- [Task to carry out] Pick out and copy every line below that has the word "labels".

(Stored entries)
+ + + + +
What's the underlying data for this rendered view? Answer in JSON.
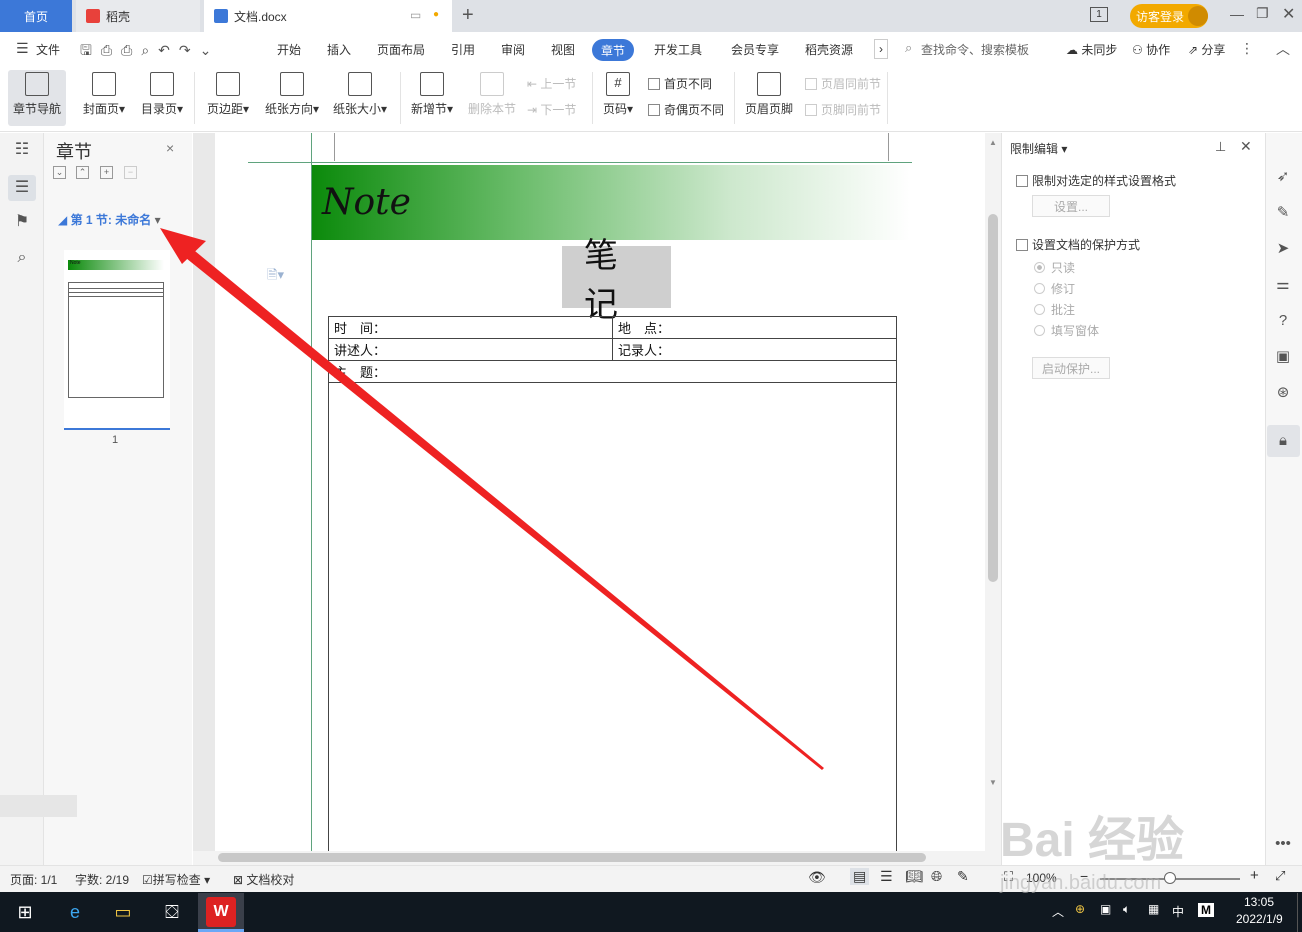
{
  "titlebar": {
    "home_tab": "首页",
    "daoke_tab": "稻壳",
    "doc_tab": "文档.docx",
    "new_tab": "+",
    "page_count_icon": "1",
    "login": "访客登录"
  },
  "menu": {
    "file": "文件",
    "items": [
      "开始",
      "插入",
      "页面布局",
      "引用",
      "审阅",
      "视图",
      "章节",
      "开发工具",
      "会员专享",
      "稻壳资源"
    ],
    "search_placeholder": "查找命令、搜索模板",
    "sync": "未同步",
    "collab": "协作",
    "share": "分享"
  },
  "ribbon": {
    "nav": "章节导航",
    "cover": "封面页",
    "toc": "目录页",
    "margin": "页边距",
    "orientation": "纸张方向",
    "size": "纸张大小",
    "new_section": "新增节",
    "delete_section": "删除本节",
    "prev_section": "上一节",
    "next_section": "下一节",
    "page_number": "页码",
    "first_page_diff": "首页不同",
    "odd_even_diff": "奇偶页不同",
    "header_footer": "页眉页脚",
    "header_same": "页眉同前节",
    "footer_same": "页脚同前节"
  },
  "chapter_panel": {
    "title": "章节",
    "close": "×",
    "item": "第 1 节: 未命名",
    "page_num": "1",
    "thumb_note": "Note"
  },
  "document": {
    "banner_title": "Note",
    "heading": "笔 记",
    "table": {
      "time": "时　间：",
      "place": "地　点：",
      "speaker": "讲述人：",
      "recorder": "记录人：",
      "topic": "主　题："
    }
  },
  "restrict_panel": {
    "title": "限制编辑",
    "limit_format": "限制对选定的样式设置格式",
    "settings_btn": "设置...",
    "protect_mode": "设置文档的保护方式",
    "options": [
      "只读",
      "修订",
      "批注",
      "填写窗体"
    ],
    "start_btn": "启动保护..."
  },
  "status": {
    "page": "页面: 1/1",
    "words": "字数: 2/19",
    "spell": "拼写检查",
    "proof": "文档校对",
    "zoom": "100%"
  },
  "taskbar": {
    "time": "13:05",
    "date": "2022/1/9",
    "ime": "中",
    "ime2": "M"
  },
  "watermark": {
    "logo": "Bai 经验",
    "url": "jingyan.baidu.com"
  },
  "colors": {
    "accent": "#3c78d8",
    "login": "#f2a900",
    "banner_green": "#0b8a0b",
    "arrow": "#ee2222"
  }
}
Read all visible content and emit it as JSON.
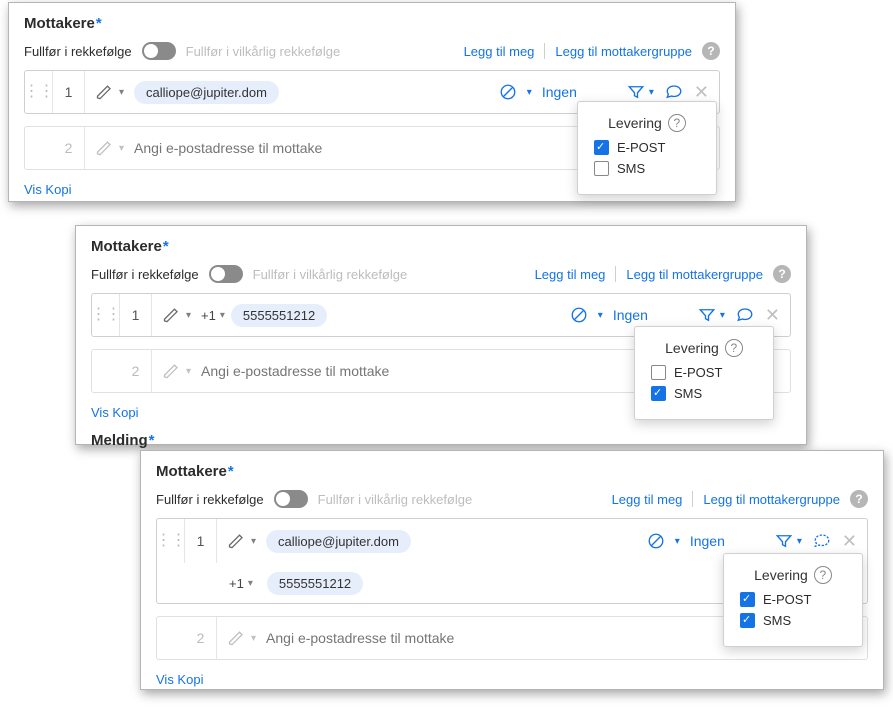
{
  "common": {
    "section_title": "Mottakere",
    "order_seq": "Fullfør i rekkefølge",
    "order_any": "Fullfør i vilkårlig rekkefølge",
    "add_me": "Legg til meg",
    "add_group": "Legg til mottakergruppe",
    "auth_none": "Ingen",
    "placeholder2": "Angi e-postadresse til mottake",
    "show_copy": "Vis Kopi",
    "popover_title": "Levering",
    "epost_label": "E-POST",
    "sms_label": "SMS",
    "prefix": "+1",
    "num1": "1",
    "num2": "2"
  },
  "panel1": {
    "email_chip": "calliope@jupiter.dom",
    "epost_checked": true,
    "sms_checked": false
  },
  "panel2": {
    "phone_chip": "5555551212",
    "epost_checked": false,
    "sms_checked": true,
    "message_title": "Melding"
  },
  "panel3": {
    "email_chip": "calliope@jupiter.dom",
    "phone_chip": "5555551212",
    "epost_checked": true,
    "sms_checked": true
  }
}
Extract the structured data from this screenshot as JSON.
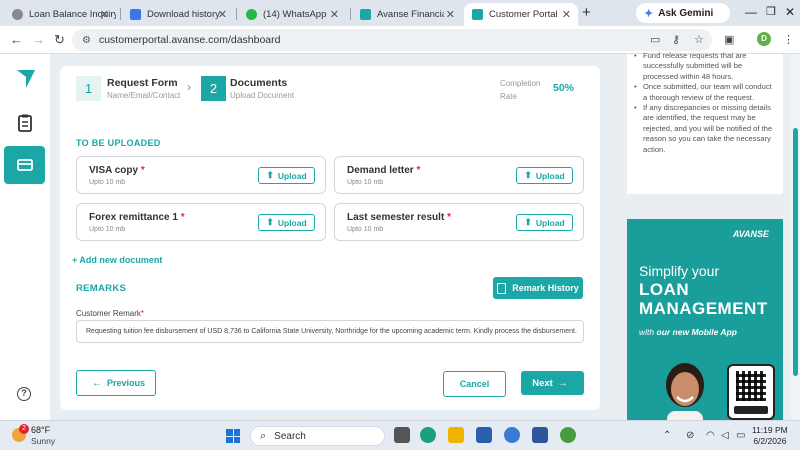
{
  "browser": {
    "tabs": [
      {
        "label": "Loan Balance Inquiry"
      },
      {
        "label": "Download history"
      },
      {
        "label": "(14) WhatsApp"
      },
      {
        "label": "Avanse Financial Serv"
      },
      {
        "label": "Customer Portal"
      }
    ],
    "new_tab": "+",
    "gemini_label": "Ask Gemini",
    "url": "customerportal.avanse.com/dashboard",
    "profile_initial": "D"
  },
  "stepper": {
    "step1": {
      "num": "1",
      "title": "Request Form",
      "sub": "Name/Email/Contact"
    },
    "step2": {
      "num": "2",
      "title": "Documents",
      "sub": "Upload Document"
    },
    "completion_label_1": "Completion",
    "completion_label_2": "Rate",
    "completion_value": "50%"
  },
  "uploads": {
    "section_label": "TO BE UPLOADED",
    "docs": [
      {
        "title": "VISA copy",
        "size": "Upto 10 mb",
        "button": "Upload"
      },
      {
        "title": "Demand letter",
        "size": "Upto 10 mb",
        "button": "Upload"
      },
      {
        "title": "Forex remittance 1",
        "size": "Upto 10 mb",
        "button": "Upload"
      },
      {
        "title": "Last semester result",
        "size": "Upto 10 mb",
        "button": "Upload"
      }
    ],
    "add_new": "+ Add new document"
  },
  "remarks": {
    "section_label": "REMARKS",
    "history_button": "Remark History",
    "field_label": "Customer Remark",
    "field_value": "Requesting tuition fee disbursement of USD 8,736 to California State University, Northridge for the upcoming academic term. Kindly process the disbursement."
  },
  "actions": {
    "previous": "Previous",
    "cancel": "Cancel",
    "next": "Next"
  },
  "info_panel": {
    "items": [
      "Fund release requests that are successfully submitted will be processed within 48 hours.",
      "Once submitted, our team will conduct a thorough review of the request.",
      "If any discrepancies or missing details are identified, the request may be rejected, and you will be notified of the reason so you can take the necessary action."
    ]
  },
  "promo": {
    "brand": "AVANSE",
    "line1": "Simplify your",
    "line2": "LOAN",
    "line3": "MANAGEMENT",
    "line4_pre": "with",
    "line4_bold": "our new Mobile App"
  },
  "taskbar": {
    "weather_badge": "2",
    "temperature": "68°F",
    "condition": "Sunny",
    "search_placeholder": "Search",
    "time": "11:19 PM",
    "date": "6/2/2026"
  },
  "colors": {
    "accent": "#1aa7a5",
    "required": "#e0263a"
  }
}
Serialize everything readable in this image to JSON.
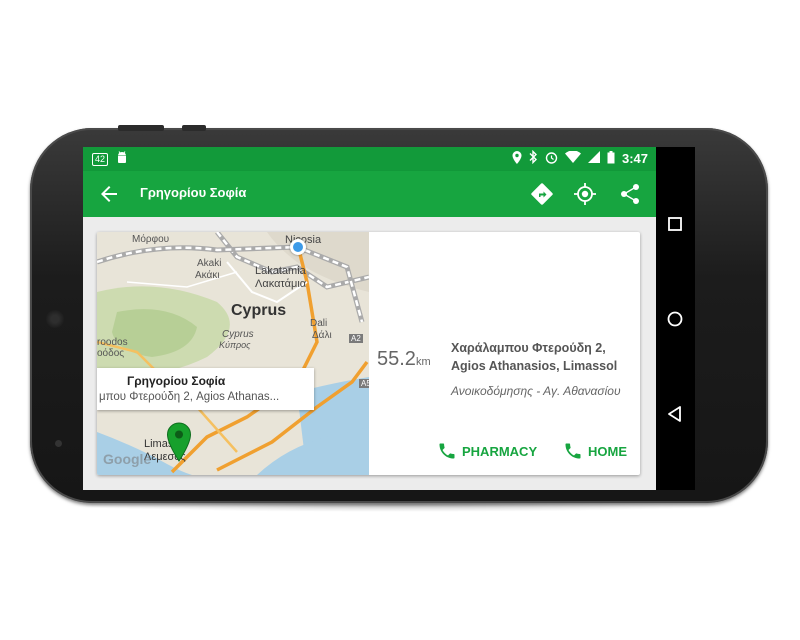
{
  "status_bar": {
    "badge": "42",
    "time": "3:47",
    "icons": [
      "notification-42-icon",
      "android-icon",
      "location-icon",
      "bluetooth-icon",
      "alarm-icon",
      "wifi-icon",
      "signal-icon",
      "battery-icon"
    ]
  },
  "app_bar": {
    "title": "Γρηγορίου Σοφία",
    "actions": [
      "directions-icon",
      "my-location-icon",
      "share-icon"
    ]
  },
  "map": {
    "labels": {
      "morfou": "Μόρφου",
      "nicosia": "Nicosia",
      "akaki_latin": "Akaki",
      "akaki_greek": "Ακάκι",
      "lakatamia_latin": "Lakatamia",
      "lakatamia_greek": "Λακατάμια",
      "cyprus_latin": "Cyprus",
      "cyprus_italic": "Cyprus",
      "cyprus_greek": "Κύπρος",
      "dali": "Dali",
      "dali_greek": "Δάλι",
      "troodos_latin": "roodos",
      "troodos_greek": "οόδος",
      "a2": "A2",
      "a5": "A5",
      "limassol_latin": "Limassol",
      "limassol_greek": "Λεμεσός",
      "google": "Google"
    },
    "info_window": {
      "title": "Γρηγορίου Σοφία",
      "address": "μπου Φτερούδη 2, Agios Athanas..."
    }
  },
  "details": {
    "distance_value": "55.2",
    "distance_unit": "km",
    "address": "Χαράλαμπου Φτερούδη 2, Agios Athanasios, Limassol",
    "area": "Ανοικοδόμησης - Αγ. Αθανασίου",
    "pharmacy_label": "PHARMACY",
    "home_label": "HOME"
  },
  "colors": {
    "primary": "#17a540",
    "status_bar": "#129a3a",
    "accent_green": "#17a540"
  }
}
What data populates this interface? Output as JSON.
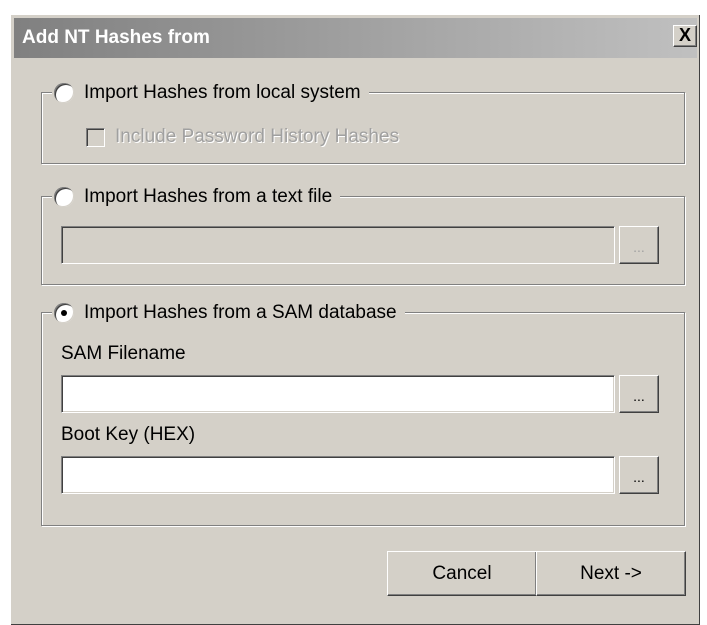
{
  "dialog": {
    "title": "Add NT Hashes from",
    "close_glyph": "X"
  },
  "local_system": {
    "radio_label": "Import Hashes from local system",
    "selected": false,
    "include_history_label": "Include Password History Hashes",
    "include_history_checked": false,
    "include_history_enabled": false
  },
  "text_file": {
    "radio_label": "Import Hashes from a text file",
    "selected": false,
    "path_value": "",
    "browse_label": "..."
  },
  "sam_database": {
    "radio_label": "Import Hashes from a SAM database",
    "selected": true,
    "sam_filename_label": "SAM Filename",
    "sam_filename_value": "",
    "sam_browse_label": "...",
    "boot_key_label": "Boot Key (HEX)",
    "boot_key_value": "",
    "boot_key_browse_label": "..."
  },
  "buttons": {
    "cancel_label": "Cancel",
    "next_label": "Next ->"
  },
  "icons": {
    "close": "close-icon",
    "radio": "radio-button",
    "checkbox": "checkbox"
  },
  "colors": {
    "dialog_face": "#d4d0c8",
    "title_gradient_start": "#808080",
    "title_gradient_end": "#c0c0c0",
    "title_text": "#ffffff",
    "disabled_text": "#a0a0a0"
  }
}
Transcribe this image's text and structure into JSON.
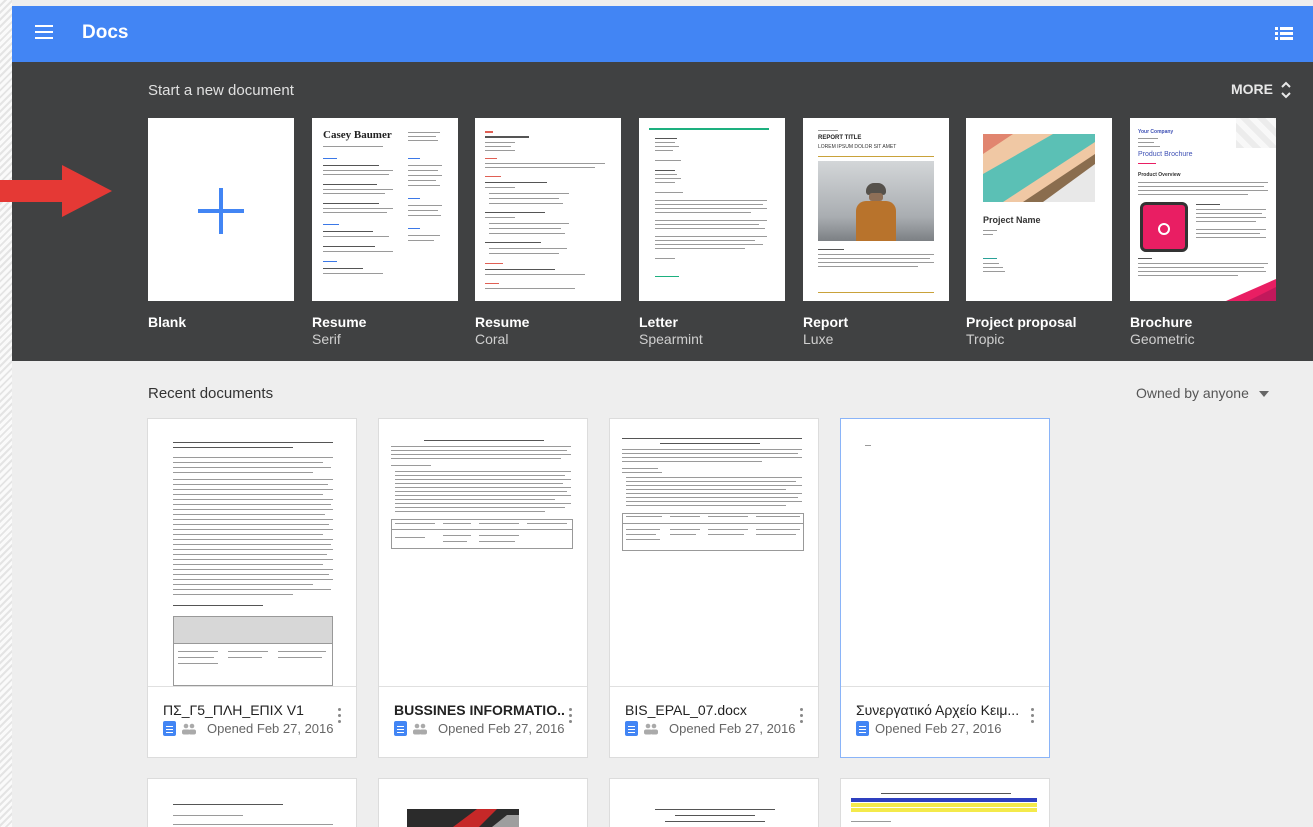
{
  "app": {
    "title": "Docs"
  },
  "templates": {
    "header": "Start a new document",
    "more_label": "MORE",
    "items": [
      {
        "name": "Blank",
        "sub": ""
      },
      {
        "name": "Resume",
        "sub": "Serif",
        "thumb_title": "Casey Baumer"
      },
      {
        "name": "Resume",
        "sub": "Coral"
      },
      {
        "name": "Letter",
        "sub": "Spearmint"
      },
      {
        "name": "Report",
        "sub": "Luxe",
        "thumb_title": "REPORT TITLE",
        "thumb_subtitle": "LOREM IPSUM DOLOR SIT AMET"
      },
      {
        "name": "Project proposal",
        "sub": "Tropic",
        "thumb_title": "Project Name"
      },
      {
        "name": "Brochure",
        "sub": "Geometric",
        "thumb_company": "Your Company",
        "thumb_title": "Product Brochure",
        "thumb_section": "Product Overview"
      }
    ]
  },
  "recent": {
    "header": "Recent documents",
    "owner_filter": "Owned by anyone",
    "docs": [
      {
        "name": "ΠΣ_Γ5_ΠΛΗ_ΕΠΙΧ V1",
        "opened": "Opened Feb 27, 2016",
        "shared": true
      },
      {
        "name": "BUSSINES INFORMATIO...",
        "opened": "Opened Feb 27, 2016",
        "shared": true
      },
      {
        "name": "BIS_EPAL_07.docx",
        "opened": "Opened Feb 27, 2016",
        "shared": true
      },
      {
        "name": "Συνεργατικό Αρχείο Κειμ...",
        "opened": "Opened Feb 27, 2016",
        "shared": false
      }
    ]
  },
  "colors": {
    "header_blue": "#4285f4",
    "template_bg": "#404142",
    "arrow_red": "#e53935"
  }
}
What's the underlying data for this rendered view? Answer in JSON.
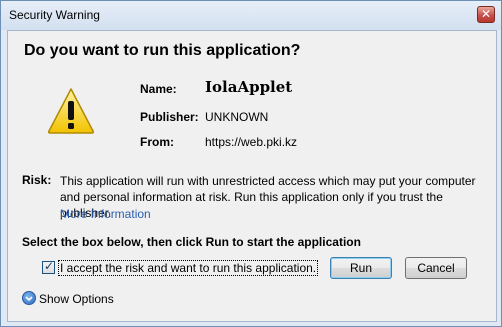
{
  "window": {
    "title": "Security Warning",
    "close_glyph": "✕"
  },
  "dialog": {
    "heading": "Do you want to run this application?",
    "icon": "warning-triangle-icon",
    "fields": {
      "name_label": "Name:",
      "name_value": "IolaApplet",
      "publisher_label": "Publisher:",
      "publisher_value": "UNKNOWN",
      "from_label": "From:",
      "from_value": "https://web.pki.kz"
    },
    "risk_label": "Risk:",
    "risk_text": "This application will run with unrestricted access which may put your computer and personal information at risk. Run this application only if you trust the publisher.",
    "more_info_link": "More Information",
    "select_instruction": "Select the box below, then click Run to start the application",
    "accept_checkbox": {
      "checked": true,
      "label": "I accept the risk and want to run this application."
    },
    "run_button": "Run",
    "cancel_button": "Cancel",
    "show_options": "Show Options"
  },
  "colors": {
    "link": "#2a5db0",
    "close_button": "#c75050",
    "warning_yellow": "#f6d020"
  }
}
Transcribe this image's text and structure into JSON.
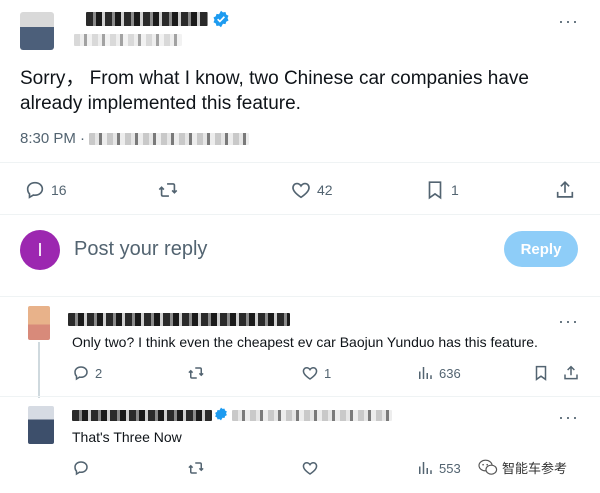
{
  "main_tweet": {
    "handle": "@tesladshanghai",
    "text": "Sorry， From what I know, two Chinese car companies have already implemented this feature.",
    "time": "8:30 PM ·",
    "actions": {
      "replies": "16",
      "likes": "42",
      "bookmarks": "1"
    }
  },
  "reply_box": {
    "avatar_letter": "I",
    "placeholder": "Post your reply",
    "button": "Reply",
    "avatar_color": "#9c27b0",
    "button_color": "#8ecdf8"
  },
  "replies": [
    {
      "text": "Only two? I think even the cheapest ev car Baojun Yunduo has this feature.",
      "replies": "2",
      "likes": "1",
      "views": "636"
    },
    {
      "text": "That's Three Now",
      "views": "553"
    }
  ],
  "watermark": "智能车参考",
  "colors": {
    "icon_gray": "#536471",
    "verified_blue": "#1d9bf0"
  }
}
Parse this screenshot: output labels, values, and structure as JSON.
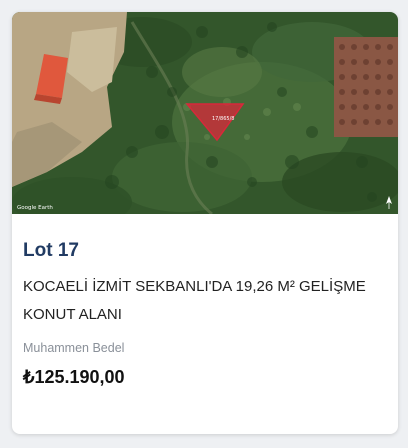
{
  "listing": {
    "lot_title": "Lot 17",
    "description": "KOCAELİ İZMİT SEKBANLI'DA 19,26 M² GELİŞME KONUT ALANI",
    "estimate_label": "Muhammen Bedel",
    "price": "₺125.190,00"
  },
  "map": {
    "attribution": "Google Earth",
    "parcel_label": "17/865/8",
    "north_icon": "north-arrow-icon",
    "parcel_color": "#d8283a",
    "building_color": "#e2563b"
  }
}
+ + + + +
- [Output below]
    "labels": {
Parse this screenshot: output labels, values, and structure as JSON.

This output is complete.